* Quoted passage *
Members of Tipperary County Council have spurned an opportunity to call on the government to stop the introduction of water charges.
By twenty four votes to fourteen, members voted against a motion asking them to support a call on the government to stop the introduction of the water charges.
Cllr. Jim Ryan’s motion was rejected as were two motions tabled by Sinn Fein calling for the abolition of Irish Water (17/17 and rejected on the casting vote of chairman Michael Fitzgerald) and for the PPS (28/7) numbers sent to Irish Water to be returned and for those that sent the numbers to be discounted from the total signed up to Irish Water. A motion tabled by Cllr. Pat English (WUAG) calling for water charges to be abolished and a referendum to prevent privatisation was also tabled.
Cllr. Jim Ryan (Independent) said he wanted a vote on his motion as he felt the people of Tipperary had a right to know the views of the members.
Cllr. Pat English said the government underestimated the anger and frustration of people who were already paying for services in their taxes.
Independent member Andy Moloney said he was supporting the motion to abolish charges as the water supply provided to the public was not “fit for service”. He knew of an eighty three year old woman who was without water since last Friday.
“The whole thing is a money making exercise. Press I, Press 2, Press 3, is all people hear when they ring up. Irish Water is going to make more out of telephone charges then water charges,” he said .
Cllr. Richie Molloy (Independent), justifying his support for the motion, said there was a serious issue in Clonmel with a large number of householders on the northern side of the town receiving a poor quality water supply. Fellow Clonmel councillor Siobhan Ambrose made the same point as she highlighted the anger in the area over the water supply.
Cllr.Martin Browne (Sinn Fein) said people were already paying for water through increases in motor taxation and the VAT rate. People are really struggling to meet their bills and that is why hundreds of thousands were taking to the streets.
Catherine Carey (Sinn Fein) said four generations of her family had been out in protest about water charges in Clonmel and they would be getting on a bus on Wednesday to take part in the Dublin march.

(Lines taken from a dataset)
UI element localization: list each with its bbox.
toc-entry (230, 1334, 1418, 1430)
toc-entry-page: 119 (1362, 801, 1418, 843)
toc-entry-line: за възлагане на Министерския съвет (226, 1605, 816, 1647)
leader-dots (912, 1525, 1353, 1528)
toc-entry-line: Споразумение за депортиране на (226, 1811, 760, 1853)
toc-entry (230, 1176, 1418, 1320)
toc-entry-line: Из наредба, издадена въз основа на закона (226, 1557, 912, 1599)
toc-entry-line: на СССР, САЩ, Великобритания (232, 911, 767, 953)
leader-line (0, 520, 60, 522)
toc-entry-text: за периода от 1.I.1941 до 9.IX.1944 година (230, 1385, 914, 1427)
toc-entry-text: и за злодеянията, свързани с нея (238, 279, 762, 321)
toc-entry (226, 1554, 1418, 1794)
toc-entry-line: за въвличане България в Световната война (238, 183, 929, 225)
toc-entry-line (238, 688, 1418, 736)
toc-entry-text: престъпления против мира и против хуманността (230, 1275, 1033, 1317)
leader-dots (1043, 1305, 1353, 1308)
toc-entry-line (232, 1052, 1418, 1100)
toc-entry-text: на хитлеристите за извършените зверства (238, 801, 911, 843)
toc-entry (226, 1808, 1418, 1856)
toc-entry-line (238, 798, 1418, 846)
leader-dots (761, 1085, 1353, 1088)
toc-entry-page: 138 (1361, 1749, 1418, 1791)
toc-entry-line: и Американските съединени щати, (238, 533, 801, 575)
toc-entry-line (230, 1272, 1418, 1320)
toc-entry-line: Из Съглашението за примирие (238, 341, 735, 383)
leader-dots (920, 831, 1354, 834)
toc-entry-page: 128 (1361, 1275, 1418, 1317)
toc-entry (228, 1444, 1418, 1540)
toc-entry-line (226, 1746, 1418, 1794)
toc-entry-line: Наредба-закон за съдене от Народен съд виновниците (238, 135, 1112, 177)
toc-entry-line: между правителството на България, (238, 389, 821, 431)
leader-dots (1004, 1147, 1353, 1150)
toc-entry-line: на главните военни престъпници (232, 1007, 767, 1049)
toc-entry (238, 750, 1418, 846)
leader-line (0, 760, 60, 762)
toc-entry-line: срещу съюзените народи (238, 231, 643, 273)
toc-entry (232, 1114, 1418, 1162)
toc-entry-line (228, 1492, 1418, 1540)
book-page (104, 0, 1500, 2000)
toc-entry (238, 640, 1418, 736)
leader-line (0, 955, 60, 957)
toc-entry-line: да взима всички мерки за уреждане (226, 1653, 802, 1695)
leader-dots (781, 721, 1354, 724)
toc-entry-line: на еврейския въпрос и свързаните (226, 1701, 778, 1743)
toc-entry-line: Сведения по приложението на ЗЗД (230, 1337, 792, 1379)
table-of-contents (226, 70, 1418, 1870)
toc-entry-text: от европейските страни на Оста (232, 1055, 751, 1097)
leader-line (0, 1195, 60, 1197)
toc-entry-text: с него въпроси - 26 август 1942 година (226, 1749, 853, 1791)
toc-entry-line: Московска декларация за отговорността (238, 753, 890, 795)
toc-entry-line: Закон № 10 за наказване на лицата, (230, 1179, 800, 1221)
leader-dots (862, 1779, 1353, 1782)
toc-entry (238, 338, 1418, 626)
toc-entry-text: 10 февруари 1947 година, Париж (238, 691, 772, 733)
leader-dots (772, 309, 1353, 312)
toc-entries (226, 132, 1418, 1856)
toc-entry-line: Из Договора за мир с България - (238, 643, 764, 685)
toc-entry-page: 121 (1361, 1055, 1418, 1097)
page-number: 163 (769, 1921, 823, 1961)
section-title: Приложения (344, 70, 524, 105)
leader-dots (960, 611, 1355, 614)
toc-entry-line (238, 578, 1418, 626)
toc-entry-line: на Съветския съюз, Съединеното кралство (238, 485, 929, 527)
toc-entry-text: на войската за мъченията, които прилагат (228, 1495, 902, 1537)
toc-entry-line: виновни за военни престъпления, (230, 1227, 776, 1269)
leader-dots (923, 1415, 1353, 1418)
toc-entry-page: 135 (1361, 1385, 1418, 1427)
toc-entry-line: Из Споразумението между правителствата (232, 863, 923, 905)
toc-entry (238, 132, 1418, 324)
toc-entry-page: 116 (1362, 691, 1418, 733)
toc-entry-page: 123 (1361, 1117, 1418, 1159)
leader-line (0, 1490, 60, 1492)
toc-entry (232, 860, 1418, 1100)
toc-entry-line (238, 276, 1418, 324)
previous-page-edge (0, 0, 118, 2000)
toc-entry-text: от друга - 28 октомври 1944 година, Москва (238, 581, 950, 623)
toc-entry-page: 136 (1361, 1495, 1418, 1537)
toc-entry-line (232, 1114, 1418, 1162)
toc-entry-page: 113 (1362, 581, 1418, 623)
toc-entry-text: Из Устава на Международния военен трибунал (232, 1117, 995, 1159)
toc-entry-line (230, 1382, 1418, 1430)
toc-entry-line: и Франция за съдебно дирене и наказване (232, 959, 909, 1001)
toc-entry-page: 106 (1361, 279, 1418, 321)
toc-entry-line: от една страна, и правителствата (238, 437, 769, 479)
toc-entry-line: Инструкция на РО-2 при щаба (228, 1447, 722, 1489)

* Explore the material *
A. In the water charges article, by what vote did members reject the motion asking them to support a call on the government to stop the introduction of water charges?
B. Carry on the water charges article from the point where it stops.
You can set the lines aside, since they aren't needed.

* Answer list *
A. Twenty four votes to fourteen.

B.
Cllr. David Dunne (Sinn Fein) said he was not going to support super quangos and bonus schemes that were part of the Irish Water set up.
Cllr. David Doran (Sinn Fein) said no government or political party was going to quell the rise of the ordinary people who cannot affort to live any more.
Independent Cllr Denis Leahy said Irish Water brought all the trouble on itself. It was an unjust charge and people had enough.
Fine Gael’s Cllr. Michael Murphy said he opposed the motion. While agreeing the service was not “fit for purpose”, the only way to achieve such a scenario was to raise funds so that investment can be made to improve facilities. The only way to resolve the hard water problem in Clonmel was the funding of a major works scheme.
Chairman Michael Fitzgerald said the authority had no say whatsover whether Irish Water had a future or whether water charges were introduced.
He described the motions as a stunt to force people to vote one way or another. He appreciated people had a right to march but he had to also represent the hundreds of thousands who did not march. He was not in the business of giving false promises or false hopes to people by the passing of such motions.
Independent Cllr.Eddie O’Meara said he could not support the motion calling to halt water charge. He felt people were prepared to pay a reasonable charge for water. Cllr. Marie Murphy (FG) said she could not agree with the motion to halt water charges as the Burncourt area was receiving a substantial investment in water infrastructure.